Look through the data and write out every line with the word "symbol" in it.

[Dataset items]
________________________

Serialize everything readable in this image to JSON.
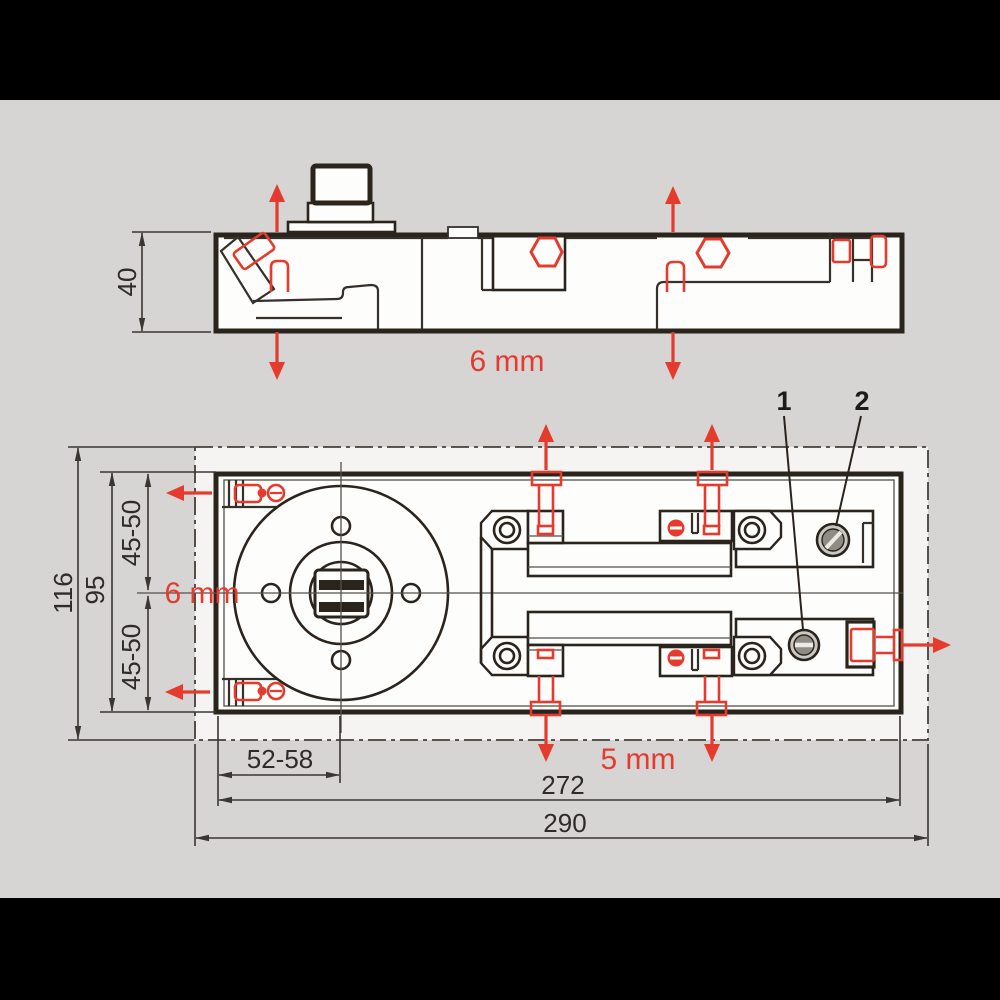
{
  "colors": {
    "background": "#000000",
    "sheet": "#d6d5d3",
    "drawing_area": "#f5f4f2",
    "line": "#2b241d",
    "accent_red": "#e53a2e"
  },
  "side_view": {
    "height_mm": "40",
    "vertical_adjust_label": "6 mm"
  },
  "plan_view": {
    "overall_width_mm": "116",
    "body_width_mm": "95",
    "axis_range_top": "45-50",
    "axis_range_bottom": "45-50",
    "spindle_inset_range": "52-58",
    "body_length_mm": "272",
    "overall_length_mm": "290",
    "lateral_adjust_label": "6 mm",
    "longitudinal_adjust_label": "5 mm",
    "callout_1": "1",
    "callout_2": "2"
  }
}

________________________

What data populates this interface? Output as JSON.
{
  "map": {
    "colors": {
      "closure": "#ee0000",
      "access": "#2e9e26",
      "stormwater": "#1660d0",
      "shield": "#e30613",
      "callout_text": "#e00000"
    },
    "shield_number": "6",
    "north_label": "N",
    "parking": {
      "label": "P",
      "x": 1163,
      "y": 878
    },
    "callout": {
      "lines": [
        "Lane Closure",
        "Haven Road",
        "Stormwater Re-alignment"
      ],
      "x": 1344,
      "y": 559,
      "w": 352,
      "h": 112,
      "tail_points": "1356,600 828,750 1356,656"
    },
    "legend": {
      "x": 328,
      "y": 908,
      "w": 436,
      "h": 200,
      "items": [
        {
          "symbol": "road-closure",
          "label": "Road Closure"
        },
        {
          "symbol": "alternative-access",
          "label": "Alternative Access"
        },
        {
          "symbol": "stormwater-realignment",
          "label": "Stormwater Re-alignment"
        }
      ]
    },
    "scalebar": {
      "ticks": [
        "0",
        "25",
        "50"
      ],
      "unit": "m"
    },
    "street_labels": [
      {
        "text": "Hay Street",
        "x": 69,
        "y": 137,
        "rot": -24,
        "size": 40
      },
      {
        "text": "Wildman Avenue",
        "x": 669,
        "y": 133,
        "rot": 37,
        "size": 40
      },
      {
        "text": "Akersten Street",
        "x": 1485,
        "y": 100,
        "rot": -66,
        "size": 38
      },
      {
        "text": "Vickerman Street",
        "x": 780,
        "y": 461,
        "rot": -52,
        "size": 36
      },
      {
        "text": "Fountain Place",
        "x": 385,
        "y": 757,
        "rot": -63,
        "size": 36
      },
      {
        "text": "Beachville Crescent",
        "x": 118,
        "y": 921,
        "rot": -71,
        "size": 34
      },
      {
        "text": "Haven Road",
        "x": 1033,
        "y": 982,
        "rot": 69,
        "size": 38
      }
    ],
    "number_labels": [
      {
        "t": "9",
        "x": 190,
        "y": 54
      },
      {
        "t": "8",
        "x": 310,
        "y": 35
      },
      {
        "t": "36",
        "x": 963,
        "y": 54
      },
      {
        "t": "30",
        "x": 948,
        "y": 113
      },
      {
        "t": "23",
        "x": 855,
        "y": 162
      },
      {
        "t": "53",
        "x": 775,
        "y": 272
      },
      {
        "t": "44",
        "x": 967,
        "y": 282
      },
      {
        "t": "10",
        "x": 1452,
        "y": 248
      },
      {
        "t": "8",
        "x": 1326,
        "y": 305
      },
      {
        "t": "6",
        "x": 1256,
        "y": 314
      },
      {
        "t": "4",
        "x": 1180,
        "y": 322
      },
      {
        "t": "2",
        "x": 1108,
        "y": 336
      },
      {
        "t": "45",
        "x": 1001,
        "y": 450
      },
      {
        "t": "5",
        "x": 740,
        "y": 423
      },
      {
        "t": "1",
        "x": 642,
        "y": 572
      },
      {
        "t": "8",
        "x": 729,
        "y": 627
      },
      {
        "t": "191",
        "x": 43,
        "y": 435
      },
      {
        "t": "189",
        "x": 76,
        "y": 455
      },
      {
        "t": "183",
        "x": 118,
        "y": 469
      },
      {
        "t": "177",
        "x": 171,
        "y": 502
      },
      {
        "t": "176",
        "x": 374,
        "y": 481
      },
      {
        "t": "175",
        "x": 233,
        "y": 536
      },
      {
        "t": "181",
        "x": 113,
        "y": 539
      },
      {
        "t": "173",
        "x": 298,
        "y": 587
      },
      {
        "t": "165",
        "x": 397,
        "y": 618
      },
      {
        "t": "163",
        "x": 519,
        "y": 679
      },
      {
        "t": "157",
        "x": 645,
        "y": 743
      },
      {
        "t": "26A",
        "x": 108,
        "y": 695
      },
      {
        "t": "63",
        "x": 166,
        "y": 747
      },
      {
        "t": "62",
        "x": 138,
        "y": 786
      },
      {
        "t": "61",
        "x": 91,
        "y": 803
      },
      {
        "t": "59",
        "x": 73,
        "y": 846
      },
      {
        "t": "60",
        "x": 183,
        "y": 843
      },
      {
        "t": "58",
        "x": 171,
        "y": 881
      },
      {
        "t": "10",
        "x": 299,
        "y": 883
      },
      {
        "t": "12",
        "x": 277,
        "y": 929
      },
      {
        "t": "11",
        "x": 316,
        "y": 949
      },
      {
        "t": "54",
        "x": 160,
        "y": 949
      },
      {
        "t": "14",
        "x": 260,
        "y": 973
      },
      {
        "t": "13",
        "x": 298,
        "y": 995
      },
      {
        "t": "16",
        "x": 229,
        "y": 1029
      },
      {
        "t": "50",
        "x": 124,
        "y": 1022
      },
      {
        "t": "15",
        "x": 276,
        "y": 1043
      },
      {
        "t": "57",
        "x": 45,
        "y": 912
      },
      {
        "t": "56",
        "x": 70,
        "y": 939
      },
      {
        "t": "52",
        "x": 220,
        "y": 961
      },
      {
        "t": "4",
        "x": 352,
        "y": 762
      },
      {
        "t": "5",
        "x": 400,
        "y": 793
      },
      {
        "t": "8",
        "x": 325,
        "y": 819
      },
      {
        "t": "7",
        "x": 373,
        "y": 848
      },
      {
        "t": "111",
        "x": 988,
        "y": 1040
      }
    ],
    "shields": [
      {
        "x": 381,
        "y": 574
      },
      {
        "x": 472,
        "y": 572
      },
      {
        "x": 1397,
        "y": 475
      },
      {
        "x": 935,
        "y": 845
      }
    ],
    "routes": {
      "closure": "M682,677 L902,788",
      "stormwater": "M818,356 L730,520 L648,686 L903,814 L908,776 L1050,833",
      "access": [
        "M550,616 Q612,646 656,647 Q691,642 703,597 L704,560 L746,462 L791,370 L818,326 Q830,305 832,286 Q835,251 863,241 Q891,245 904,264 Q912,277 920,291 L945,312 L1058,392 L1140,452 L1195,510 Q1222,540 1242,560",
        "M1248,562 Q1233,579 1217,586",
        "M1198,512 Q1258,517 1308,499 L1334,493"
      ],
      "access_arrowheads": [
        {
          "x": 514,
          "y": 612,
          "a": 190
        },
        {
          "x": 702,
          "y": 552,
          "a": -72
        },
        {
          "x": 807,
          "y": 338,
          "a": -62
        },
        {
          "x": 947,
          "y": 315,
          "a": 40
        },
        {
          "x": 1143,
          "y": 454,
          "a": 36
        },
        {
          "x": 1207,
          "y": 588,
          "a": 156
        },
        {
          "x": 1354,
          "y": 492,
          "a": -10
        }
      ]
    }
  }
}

________________________

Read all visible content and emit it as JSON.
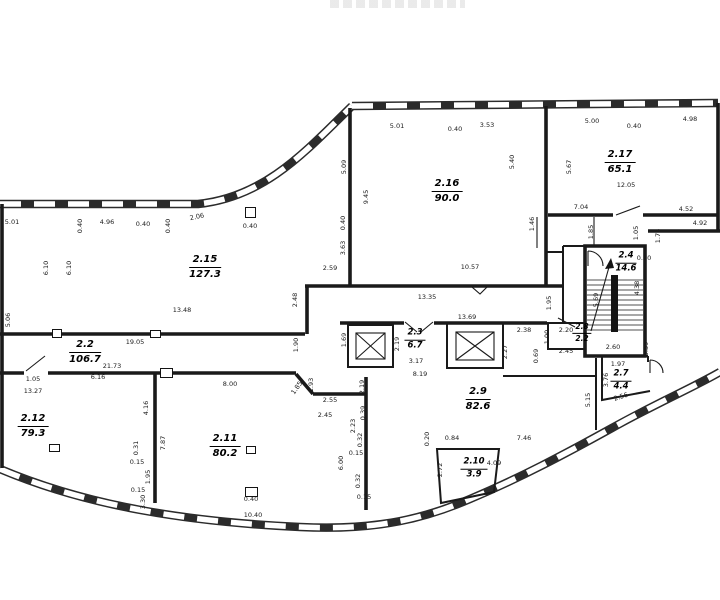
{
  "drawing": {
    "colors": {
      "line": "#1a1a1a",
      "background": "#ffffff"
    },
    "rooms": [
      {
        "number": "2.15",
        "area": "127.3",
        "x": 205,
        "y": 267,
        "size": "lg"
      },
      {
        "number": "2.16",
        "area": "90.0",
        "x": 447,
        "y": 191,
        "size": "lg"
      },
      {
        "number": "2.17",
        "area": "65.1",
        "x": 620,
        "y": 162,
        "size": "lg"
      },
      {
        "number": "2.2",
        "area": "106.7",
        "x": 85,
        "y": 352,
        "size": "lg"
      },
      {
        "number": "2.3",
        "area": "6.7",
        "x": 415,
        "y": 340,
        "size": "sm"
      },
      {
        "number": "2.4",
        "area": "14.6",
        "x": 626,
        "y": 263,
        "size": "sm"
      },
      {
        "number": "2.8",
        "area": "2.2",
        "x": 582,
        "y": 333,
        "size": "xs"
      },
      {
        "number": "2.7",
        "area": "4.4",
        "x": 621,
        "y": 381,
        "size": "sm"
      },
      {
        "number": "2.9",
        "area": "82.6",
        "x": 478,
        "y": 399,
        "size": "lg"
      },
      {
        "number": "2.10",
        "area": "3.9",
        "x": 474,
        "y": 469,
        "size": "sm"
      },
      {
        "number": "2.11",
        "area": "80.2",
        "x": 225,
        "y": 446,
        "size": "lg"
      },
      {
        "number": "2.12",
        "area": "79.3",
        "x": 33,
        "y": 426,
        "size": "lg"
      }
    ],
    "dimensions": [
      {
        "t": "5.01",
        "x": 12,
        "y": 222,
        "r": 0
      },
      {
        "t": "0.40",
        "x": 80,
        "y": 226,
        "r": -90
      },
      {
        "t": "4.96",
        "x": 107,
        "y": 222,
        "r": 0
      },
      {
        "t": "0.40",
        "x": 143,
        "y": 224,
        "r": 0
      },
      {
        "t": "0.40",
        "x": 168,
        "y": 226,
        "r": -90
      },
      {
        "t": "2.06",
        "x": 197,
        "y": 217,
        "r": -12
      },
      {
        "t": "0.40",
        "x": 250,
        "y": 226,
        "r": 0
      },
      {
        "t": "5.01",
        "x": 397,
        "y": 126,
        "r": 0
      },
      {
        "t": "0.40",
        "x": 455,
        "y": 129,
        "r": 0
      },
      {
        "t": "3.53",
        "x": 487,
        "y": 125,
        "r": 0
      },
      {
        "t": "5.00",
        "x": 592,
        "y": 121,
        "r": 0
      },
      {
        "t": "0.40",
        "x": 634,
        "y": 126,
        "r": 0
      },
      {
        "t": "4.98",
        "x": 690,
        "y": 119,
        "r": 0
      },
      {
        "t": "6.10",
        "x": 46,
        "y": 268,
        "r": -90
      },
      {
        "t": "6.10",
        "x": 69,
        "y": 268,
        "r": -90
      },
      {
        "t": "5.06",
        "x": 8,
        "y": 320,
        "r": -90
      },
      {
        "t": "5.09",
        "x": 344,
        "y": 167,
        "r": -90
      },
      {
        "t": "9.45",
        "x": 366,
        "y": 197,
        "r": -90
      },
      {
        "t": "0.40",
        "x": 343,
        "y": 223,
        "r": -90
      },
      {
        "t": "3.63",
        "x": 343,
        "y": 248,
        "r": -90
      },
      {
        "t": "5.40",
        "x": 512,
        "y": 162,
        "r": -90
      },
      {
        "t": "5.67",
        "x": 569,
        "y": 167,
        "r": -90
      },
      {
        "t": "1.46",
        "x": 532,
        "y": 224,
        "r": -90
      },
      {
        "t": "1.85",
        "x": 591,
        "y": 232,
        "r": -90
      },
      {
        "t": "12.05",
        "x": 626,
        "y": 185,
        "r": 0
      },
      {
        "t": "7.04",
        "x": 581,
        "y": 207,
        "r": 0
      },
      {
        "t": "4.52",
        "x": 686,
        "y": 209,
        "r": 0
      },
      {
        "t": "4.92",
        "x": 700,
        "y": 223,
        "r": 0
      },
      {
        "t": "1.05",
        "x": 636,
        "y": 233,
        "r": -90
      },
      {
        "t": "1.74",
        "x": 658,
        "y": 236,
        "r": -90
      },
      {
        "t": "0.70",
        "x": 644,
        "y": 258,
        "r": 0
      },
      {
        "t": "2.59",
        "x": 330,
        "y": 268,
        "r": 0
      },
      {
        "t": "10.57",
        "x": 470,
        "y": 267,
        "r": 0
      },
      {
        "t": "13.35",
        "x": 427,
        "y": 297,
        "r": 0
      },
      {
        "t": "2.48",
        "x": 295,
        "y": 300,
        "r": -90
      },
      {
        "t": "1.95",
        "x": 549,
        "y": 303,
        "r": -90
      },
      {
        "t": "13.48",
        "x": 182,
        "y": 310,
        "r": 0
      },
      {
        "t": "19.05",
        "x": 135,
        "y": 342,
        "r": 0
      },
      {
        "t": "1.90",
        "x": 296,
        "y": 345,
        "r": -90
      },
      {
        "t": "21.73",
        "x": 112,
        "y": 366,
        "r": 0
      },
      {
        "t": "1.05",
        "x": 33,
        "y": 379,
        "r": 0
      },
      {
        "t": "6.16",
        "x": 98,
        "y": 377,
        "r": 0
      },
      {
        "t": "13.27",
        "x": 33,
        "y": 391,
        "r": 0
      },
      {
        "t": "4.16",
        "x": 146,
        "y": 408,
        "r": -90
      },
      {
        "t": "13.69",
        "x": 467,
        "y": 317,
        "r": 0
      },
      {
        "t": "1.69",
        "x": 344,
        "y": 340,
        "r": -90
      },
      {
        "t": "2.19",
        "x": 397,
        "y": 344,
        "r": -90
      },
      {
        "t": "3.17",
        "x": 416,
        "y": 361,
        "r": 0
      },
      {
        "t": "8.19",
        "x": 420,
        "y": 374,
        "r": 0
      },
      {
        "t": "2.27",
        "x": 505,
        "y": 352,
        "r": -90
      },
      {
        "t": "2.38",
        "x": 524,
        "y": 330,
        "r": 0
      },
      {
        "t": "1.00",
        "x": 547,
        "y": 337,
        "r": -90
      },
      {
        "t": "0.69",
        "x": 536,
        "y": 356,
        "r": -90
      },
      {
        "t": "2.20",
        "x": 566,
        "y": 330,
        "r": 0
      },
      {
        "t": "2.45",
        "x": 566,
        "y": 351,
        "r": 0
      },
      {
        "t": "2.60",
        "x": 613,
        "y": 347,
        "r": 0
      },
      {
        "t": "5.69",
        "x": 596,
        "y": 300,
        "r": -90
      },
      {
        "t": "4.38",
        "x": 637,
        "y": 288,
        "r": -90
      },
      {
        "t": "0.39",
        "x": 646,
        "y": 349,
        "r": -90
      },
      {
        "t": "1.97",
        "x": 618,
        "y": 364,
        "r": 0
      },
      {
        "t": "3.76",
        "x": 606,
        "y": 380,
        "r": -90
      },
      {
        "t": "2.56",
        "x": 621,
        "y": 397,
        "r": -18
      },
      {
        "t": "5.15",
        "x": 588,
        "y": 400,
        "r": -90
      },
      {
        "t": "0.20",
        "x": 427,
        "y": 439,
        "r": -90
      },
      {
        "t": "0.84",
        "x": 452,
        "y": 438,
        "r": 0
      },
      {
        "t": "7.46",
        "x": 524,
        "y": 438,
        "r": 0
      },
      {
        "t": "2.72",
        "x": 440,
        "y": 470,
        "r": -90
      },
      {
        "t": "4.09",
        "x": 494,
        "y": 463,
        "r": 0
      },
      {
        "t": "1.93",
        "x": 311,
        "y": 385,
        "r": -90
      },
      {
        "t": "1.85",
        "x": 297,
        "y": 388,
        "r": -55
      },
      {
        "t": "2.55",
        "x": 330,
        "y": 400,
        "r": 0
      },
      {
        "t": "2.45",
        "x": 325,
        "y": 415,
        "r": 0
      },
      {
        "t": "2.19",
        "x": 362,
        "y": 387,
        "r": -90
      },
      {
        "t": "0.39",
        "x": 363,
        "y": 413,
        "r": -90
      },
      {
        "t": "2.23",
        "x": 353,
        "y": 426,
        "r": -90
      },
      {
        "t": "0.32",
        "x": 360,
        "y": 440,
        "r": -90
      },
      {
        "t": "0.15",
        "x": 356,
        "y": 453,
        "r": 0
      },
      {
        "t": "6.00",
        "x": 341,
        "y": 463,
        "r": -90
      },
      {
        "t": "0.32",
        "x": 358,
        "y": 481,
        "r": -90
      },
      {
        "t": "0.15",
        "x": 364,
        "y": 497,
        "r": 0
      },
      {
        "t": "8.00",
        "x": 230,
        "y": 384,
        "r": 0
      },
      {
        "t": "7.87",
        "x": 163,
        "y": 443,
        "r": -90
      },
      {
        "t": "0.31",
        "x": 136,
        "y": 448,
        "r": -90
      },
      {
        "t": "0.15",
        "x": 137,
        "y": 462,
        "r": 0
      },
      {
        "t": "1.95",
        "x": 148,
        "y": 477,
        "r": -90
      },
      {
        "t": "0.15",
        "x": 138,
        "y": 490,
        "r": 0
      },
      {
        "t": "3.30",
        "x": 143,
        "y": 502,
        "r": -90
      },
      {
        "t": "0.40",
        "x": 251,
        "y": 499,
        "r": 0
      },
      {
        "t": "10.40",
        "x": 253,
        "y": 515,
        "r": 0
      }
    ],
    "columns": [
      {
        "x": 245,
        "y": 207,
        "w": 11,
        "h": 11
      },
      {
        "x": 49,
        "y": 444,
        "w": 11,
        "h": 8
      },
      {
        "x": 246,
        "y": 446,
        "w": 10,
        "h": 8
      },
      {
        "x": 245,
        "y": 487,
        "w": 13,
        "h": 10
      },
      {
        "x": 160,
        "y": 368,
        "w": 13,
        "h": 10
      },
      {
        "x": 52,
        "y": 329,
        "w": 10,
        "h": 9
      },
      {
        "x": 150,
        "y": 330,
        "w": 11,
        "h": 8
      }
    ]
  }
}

________________________

- TASK RESULT
          "symbol": "road-closure",
          "symbol": "alternative-access",
          "symbol": "stormwater-realignment",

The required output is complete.